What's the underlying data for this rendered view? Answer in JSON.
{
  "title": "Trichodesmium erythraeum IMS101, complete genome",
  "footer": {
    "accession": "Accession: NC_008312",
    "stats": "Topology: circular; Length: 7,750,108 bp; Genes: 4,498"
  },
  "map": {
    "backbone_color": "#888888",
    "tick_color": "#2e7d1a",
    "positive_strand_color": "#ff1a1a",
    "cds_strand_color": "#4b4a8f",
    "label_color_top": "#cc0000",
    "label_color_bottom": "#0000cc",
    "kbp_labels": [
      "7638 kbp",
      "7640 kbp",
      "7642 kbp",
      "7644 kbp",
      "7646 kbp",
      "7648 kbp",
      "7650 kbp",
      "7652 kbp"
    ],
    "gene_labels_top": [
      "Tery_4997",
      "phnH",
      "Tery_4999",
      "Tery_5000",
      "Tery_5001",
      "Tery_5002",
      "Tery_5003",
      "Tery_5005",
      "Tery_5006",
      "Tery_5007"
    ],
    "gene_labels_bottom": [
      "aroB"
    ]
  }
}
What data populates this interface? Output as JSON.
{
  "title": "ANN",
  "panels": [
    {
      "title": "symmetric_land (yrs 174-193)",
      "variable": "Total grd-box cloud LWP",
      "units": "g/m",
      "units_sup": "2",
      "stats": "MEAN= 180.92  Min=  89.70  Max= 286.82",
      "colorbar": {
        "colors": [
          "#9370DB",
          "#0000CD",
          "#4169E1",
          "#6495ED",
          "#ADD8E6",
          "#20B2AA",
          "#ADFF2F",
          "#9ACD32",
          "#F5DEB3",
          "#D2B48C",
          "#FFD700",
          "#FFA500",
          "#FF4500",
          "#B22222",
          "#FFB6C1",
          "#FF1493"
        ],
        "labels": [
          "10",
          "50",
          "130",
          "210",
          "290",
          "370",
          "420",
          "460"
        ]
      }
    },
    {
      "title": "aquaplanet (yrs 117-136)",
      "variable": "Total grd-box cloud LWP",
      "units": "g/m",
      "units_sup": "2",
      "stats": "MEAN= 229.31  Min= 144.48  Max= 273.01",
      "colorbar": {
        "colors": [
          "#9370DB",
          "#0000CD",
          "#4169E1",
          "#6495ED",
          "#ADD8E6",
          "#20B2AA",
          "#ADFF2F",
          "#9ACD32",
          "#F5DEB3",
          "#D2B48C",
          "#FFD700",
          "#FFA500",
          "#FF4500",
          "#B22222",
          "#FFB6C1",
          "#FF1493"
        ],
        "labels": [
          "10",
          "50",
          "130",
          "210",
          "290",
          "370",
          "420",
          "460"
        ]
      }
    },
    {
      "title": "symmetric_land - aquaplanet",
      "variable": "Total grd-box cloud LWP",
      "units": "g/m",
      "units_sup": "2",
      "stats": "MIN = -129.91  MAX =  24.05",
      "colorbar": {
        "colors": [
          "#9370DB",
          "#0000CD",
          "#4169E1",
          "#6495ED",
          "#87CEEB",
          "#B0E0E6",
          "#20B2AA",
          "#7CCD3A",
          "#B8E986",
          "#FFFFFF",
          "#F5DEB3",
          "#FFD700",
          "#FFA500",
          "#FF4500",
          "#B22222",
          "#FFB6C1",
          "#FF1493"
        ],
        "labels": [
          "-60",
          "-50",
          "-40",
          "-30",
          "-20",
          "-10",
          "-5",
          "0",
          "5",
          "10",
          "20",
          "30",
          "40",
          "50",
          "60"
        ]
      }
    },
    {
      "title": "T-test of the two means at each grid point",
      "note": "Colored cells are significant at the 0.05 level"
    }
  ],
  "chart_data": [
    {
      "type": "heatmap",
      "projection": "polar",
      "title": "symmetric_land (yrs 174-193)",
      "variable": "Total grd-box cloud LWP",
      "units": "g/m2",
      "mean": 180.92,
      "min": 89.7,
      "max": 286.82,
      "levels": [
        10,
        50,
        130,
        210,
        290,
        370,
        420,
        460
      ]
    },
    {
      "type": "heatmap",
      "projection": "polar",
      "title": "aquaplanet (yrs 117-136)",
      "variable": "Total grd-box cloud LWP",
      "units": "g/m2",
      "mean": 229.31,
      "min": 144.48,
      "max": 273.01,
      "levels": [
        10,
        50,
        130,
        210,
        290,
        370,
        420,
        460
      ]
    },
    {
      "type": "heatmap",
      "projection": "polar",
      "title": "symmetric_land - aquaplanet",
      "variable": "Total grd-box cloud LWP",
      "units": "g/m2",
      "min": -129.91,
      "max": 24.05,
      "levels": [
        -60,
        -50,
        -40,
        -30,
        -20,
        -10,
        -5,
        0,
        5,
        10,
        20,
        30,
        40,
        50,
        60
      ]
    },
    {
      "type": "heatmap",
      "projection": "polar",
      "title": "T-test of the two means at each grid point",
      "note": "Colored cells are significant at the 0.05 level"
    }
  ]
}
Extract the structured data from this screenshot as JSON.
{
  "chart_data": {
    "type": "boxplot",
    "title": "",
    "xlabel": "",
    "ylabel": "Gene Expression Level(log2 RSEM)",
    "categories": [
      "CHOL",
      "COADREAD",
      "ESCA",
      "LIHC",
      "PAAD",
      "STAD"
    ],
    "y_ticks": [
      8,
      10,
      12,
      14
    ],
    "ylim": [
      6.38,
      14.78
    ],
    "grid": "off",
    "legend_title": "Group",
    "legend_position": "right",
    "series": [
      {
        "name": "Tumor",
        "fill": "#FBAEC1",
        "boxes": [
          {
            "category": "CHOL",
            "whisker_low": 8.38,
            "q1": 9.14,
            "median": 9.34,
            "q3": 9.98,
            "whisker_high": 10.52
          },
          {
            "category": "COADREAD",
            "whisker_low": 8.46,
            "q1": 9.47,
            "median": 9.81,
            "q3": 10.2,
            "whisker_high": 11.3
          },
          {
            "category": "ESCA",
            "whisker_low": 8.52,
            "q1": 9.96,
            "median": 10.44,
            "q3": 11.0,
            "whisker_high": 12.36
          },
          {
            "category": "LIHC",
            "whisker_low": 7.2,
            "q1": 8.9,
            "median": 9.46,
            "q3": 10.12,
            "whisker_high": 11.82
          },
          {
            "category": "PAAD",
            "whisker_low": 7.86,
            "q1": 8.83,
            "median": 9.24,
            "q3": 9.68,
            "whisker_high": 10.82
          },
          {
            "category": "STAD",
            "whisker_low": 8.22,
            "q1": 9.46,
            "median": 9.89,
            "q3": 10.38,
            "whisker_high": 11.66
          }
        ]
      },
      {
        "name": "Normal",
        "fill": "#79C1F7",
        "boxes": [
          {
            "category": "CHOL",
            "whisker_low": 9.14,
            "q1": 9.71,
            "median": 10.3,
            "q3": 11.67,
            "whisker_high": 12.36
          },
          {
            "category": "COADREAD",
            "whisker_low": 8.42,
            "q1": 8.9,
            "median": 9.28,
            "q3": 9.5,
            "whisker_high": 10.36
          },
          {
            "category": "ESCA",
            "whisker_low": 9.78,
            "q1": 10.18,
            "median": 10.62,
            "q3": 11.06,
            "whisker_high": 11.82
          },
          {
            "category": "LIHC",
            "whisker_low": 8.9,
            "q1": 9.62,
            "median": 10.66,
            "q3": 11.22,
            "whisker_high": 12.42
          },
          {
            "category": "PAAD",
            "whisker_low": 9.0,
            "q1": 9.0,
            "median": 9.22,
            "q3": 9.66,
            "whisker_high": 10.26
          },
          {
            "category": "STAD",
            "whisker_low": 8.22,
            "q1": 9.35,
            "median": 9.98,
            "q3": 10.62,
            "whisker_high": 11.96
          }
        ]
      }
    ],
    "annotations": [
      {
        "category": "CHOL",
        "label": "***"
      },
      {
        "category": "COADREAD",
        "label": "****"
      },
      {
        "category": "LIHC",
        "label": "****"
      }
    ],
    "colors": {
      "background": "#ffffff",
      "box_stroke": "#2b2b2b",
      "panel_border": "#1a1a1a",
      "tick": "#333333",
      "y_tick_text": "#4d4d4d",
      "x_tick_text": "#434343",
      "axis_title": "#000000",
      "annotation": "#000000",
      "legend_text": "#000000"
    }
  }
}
■ ■ ■
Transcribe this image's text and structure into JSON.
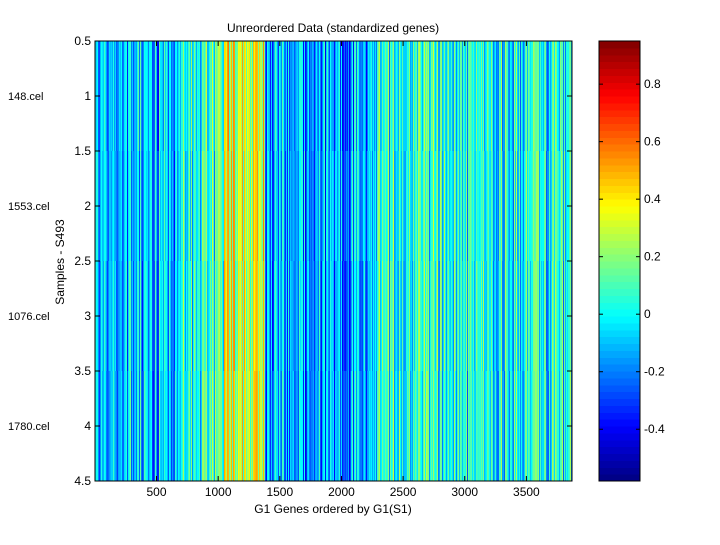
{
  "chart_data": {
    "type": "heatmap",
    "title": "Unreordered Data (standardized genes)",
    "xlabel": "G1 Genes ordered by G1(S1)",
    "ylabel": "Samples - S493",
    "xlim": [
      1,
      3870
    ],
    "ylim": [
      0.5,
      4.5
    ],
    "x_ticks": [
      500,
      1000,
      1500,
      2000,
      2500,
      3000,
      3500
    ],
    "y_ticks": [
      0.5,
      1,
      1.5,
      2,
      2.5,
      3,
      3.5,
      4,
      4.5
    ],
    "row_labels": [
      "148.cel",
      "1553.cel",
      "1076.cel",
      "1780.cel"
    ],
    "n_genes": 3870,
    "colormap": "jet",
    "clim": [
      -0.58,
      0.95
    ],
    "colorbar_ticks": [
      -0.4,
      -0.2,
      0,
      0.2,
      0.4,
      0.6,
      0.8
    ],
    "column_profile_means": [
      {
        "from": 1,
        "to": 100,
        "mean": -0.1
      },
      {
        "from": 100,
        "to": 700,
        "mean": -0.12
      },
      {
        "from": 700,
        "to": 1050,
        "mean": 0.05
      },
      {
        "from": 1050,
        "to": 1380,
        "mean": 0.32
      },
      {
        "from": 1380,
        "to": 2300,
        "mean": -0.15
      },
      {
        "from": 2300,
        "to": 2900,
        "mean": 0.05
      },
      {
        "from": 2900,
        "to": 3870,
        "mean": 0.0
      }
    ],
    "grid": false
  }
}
■ ■ ■
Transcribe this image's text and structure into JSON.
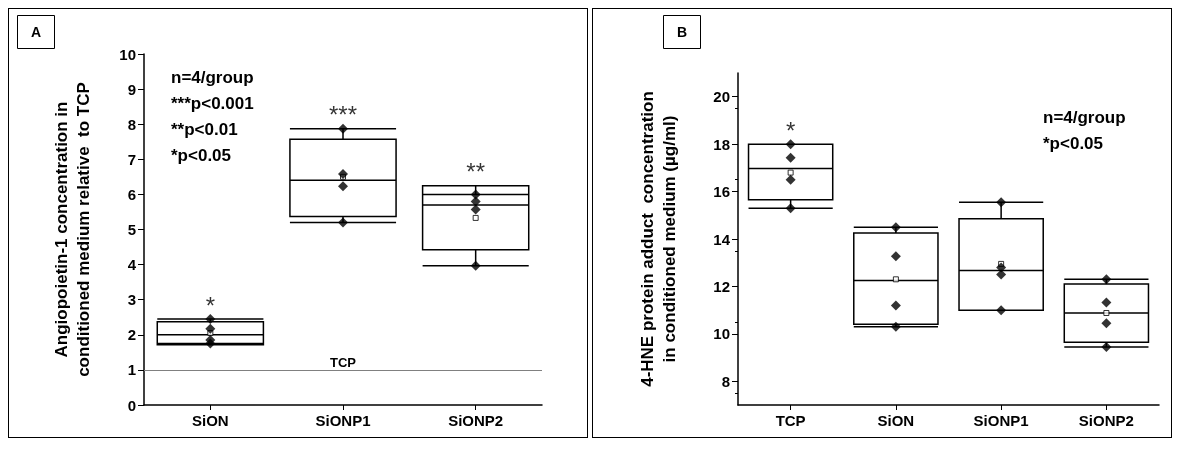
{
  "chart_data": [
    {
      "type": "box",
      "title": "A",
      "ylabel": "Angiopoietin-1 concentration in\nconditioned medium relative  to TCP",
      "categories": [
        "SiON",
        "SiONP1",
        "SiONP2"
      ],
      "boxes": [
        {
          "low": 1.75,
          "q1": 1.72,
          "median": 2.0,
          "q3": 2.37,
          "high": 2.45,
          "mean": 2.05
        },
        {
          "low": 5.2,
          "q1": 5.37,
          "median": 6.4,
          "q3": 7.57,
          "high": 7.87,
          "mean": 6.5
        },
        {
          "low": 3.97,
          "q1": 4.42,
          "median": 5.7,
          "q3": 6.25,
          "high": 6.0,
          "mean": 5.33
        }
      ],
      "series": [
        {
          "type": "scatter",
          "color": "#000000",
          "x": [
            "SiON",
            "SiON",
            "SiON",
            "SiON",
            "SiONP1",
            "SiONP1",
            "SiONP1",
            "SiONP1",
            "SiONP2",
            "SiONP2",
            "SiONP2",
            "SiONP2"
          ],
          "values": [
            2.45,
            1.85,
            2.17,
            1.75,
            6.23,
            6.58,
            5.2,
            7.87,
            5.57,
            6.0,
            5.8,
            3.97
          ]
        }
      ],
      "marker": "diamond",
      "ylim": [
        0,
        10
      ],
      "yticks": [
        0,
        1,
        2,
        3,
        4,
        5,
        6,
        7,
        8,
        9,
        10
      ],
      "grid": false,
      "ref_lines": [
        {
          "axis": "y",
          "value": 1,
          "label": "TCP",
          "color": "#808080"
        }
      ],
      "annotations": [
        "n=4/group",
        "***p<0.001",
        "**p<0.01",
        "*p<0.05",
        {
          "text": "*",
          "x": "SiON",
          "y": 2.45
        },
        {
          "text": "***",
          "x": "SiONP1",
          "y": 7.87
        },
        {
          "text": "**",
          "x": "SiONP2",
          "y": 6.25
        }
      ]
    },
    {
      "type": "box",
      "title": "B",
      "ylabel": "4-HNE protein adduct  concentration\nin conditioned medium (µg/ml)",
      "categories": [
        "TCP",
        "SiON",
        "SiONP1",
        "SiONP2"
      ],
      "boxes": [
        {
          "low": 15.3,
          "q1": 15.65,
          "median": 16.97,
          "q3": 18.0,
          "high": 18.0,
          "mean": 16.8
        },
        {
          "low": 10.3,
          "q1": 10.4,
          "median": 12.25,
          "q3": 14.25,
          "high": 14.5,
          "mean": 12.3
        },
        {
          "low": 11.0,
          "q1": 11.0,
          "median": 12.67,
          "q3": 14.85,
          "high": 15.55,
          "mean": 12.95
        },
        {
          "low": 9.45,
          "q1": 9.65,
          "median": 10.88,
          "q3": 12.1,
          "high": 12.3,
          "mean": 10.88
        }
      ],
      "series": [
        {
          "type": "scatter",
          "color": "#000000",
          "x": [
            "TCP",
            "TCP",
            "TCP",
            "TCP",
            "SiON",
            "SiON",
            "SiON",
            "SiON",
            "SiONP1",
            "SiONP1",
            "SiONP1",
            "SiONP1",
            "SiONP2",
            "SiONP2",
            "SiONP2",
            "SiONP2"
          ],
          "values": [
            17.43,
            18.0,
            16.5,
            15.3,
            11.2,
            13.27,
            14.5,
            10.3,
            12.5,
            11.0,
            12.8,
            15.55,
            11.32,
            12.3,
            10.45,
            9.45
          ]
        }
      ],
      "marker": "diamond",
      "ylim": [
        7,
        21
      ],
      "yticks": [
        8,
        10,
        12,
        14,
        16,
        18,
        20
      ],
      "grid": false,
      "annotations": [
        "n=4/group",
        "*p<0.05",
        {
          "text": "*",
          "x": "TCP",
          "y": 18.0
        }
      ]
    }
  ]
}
■ ■ ■
What you are asked to do:
Only lines with the word "CHOL" should be collected from the material.

Problem solution:
      "CHOL",
            "category": "CHOL",
            "category": "CHOL",
        "category": "CHOL",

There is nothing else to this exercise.